TASK
Find the string "false" in the listing and report every line that has it.

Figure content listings
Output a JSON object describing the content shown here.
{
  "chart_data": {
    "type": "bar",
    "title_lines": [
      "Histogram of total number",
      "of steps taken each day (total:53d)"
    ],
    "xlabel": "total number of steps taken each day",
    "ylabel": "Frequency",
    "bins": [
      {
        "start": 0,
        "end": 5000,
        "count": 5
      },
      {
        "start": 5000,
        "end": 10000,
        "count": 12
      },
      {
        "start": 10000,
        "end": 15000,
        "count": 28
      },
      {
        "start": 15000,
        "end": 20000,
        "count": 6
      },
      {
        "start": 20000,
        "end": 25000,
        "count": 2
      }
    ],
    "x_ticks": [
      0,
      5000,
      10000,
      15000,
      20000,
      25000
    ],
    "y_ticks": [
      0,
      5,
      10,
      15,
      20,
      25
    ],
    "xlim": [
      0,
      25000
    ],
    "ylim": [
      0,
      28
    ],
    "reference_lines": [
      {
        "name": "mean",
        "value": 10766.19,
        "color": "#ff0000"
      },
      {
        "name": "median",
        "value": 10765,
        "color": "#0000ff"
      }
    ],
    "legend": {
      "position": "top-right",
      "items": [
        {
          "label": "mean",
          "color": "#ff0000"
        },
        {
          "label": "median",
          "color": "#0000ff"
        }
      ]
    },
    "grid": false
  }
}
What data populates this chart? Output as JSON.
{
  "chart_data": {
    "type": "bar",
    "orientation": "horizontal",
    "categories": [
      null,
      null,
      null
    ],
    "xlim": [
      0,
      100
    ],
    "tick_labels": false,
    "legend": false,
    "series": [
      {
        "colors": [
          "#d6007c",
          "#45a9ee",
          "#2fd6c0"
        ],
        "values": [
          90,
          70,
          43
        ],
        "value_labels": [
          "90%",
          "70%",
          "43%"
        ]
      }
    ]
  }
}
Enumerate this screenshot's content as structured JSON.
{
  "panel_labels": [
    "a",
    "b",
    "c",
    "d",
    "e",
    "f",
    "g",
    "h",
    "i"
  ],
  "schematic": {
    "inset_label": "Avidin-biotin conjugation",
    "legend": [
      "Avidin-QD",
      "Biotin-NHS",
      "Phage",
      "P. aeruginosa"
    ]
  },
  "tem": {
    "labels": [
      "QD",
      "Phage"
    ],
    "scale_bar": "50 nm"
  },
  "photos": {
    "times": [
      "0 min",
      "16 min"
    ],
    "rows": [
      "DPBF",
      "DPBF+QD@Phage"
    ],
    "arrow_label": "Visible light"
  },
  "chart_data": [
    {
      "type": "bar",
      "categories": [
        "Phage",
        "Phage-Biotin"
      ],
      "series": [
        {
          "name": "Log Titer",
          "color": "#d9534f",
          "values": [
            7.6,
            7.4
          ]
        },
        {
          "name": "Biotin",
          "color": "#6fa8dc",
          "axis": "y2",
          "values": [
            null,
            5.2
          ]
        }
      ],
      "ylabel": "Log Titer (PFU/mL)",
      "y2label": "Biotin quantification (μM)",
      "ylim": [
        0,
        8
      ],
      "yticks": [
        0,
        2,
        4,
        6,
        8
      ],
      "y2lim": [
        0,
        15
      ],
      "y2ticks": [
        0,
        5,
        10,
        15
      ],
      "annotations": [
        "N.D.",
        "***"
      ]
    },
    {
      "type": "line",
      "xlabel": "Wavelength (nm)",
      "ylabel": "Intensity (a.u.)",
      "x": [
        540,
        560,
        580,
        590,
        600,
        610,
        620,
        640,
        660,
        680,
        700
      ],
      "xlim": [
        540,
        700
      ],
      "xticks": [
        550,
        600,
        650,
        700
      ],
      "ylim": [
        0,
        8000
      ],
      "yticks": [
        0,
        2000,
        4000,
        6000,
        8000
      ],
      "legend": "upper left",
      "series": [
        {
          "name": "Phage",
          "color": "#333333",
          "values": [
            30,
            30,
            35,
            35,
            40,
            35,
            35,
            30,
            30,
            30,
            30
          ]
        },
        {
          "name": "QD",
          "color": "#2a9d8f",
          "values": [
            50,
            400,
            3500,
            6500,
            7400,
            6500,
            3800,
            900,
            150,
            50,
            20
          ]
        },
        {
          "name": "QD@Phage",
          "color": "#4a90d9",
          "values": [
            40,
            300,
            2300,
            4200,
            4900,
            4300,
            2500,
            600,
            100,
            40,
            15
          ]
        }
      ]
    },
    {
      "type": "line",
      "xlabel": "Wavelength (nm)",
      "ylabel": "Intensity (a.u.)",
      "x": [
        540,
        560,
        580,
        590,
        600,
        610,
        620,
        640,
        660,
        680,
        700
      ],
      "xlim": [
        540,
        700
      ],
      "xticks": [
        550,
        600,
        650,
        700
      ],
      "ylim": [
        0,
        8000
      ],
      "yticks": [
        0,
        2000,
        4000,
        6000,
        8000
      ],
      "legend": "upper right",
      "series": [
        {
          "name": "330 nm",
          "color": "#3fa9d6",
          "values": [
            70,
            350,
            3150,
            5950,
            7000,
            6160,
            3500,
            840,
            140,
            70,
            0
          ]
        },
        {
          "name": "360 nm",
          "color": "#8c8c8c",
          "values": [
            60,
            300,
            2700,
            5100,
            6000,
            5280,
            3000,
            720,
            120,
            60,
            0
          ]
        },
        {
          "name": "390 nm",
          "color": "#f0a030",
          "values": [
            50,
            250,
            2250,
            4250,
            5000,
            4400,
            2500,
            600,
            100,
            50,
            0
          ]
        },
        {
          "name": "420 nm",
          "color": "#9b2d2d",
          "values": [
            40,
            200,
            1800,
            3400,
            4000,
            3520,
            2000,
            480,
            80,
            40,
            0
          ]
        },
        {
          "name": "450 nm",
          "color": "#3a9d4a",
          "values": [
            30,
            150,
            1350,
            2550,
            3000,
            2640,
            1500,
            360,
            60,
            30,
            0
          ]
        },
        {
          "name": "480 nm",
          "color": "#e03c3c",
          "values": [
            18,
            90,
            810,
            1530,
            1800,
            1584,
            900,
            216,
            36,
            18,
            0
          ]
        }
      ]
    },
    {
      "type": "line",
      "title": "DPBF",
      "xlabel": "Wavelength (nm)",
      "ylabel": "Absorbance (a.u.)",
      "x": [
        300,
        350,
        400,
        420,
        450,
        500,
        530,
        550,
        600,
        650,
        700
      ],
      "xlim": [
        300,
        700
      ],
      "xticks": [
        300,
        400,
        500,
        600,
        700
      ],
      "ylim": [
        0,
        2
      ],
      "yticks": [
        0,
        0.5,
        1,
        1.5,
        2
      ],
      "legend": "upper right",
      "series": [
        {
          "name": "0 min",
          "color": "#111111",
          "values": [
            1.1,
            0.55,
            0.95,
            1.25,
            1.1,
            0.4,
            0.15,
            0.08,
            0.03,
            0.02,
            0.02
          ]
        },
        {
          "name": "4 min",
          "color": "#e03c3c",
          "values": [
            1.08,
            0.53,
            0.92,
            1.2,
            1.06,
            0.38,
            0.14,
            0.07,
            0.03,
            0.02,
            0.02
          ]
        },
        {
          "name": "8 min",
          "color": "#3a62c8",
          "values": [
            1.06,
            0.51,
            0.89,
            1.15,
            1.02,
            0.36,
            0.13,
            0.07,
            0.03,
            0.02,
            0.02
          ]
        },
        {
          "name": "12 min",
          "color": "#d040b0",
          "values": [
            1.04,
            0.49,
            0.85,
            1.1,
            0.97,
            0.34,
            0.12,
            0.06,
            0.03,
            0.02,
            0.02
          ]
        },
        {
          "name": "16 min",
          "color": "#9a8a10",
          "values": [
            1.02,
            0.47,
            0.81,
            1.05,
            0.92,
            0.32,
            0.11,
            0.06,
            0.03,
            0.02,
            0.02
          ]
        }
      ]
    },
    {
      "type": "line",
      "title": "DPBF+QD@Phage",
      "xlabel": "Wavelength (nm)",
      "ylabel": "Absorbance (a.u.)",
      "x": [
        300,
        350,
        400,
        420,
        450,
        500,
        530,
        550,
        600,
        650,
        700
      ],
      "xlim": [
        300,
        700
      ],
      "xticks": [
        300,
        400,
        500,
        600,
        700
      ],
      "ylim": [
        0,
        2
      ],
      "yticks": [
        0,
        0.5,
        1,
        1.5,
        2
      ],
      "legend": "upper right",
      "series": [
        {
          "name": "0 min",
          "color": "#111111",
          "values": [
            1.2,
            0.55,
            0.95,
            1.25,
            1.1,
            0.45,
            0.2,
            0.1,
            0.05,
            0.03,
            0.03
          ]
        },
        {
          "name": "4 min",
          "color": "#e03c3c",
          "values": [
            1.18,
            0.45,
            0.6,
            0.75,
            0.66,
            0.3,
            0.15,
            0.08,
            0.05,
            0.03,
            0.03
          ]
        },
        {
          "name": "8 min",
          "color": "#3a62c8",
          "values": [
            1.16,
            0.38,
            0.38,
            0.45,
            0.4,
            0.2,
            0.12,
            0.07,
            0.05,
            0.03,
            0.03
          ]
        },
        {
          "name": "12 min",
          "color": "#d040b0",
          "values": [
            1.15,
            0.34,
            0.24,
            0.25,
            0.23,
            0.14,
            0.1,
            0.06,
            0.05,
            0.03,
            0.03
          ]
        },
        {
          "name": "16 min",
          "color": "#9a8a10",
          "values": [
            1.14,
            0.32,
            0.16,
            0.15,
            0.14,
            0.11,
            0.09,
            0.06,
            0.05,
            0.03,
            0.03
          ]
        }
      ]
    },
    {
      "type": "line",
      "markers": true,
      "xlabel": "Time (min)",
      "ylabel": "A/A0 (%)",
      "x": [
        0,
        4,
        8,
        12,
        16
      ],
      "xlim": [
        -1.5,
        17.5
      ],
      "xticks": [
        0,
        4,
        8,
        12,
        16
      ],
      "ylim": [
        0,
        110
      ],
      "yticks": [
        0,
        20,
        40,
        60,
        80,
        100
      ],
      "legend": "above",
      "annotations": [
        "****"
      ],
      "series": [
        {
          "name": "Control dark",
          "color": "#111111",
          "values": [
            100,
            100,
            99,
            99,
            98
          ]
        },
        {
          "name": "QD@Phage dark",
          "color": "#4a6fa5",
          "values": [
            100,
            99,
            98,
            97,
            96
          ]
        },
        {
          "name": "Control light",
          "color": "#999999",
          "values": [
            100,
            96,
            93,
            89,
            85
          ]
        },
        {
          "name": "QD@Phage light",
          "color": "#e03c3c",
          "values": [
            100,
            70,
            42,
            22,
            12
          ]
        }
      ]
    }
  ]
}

OUTPUT
    "grid": false
    "tick_labels": false,
    "legend": false,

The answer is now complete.